Dataset records:
:::

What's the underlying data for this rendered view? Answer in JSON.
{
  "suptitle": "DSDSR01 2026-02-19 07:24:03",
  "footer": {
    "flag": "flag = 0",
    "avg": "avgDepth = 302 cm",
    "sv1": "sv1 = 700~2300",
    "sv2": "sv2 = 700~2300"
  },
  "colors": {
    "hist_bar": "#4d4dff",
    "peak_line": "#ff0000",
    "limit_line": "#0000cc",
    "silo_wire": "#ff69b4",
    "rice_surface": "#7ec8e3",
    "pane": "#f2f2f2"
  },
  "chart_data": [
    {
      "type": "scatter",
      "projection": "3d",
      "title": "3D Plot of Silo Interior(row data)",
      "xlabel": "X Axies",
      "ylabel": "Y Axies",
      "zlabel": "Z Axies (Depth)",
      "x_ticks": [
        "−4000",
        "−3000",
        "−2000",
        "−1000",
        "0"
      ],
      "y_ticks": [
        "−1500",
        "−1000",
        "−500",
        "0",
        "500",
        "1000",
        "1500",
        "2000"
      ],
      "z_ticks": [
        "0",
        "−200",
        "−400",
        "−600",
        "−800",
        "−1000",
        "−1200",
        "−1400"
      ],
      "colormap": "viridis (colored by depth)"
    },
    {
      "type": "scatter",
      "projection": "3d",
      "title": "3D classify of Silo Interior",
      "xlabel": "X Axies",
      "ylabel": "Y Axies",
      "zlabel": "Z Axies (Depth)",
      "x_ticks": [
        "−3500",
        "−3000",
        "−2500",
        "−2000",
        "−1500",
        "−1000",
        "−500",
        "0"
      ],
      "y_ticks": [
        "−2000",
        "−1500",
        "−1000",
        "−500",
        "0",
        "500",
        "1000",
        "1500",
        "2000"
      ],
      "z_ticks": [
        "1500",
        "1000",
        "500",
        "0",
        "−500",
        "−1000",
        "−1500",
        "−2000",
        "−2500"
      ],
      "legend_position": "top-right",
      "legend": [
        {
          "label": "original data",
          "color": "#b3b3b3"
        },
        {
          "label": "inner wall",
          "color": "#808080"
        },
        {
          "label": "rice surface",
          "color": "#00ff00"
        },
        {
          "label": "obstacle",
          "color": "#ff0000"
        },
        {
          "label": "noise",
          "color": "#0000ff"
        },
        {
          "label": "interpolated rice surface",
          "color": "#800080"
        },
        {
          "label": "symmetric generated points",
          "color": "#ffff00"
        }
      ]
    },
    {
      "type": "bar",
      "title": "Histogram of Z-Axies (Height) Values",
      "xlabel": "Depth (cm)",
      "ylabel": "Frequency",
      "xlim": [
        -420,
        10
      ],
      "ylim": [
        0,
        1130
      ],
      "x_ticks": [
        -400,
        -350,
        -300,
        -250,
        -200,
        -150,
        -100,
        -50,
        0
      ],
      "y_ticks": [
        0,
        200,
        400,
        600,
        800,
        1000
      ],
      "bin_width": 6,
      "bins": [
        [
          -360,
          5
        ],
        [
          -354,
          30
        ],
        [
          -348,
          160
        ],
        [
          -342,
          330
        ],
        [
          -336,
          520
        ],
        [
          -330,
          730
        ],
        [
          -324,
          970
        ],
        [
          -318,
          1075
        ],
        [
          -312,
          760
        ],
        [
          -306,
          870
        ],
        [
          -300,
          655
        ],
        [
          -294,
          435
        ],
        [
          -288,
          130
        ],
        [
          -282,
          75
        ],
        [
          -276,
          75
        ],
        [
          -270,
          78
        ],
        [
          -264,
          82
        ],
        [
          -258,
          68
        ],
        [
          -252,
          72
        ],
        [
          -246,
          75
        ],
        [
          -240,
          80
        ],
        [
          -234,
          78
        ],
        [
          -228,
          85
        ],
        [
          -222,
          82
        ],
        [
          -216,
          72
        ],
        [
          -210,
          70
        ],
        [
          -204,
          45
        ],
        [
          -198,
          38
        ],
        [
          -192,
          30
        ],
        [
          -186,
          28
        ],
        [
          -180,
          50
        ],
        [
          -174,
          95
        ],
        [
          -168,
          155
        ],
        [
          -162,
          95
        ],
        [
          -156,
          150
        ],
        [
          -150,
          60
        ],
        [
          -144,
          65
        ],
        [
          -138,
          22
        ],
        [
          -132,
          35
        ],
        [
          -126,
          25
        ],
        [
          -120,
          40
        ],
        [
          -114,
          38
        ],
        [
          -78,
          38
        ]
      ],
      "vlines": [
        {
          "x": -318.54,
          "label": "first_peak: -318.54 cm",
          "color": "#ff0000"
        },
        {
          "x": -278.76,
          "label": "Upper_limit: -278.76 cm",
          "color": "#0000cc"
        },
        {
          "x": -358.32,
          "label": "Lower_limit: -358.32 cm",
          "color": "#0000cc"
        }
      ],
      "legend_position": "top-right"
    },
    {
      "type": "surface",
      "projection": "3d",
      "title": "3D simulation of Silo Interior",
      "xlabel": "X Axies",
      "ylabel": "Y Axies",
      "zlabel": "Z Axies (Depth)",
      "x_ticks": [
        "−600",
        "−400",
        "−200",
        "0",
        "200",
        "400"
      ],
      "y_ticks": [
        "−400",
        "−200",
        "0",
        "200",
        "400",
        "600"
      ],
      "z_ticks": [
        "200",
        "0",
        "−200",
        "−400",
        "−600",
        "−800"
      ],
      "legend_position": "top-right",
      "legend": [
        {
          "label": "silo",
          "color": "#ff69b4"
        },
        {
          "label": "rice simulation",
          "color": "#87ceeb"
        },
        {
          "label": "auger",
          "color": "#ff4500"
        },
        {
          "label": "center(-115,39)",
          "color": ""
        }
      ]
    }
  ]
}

:::

Tally the lines of the material above that contain the word "type" and report the total alone.

4